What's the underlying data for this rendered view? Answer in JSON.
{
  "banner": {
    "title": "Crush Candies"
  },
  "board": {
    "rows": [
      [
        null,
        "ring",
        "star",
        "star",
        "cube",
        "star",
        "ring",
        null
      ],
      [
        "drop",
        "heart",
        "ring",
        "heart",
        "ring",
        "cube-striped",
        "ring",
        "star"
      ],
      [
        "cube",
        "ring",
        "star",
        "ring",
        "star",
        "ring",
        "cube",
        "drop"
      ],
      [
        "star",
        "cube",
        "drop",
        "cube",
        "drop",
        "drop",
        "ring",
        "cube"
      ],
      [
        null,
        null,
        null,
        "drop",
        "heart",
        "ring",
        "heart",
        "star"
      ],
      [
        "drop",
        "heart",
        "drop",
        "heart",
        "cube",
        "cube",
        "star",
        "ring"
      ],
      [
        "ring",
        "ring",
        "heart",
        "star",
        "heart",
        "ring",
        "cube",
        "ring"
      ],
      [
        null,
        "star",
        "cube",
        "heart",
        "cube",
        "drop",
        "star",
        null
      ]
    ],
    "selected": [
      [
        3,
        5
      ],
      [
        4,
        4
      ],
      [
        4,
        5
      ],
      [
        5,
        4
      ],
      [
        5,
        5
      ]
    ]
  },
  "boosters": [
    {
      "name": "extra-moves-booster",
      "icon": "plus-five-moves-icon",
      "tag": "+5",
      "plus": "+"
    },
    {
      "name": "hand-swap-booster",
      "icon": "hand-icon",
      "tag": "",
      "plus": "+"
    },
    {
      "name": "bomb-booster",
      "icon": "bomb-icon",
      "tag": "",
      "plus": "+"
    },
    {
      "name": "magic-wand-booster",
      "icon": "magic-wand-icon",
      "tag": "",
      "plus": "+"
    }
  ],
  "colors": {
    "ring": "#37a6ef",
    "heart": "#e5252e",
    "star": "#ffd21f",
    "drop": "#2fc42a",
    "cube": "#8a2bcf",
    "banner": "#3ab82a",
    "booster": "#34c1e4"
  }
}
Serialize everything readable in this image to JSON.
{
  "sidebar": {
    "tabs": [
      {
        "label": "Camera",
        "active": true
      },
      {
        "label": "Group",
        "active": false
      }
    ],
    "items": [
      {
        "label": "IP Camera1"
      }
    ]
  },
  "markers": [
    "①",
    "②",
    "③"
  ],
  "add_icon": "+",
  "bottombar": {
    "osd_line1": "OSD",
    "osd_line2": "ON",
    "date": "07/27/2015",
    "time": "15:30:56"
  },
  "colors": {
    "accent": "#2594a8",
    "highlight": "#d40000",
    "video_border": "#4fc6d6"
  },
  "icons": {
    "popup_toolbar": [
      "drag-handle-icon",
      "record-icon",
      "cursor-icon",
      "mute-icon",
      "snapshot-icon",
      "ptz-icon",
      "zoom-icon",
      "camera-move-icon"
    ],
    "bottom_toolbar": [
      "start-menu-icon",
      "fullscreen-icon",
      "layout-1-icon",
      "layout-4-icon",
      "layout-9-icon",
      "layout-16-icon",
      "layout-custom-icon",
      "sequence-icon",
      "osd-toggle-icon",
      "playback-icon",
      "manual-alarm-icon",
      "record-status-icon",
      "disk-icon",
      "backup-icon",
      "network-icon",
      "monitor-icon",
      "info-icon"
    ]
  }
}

::::::::::

Exercise objective:
Every line of the data above should be reproduced word for word.

The result:
What's the underlying data for this rendered view? Answer in JSON.
{
  "banner": {
    "title": "Crush Candies"
  },
  "board": {
    "rows": [
      [
        null,
        "ring",
        "star",
        "star",
        "cube",
        "star",
        "ring",
        null
      ],
      [
        "drop",
        "heart",
        "ring",
        "heart",
        "ring",
        "cube-striped",
        "ring",
        "star"
      ],
      [
        "cube",
        "ring",
        "star",
        "ring",
        "star",
        "ring",
        "cube",
        "drop"
      ],
      [
        "star",
        "cube",
        "drop",
        "cube",
        "drop",
        "drop",
        "ring",
        "cube"
      ],
      [
        null,
        null,
        null,
        "drop",
        "heart",
        "ring",
        "heart",
        "star"
      ],
      [
        "drop",
        "heart",
        "drop",
        "heart",
        "cube",
        "cube",
        "star",
        "ring"
      ],
      [
        "ring",
        "ring",
        "heart",
        "star",
        "heart",
        "ring",
        "cube",
        "ring"
      ],
      [
        null,
        "star",
        "cube",
        "heart",
        "cube",
        "drop",
        "star",
        null
      ]
    ],
    "selected": [
      [
        3,
        5
      ],
      [
        4,
        4
      ],
      [
        4,
        5
      ],
      [
        5,
        4
      ],
      [
        5,
        5
      ]
    ]
  },
  "boosters": [
    {
      "name": "extra-moves-booster",
      "icon": "plus-five-moves-icon",
      "tag": "+5",
      "plus": "+"
    },
    {
      "name": "hand-swap-booster",
      "icon": "hand-icon",
      "tag": "",
      "plus": "+"
    },
    {
      "name": "bomb-booster",
      "icon": "bomb-icon",
      "tag": "",
      "plus": "+"
    },
    {
      "name": "magic-wand-booster",
      "icon": "magic-wand-icon",
      "tag": "",
      "plus": "+"
    }
  ],
  "colors": {
    "ring": "#37a6ef",
    "heart": "#e5252e",
    "star": "#ffd21f",
    "drop": "#2fc42a",
    "cube": "#8a2bcf",
    "banner": "#3ab82a",
    "booster": "#34c1e4"
  }
}
Serialize everything readable in this image to JSON.
{
  "sidebar": {
    "tabs": [
      {
        "label": "Camera",
        "active": true
      },
      {
        "label": "Group",
        "active": false
      }
    ],
    "items": [
      {
        "label": "IP Camera1"
      }
    ]
  },
  "markers": [
    "①",
    "②",
    "③"
  ],
  "add_icon": "+",
  "bottombar": {
    "osd_line1": "OSD",
    "osd_line2": "ON",
    "date": "07/27/2015",
    "time": "15:30:56"
  },
  "colors": {
    "accent": "#2594a8",
    "highlight": "#d40000",
    "video_border": "#4fc6d6"
  },
  "icons": {
    "popup_toolbar": [
      "drag-handle-icon",
      "record-icon",
      "cursor-icon",
      "mute-icon",
      "snapshot-icon",
      "ptz-icon",
      "zoom-icon",
      "camera-move-icon"
    ],
    "bottom_toolbar": [
      "start-menu-icon",
      "fullscreen-icon",
      "layout-1-icon",
      "layout-4-icon",
      "layout-9-icon",
      "layout-16-icon",
      "layout-custom-icon",
      "sequence-icon",
      "osd-toggle-icon",
      "playback-icon",
      "manual-alarm-icon",
      "record-status-icon",
      "disk-icon",
      "backup-icon",
      "network-icon",
      "monitor-icon",
      "info-icon"
    ]
  }
}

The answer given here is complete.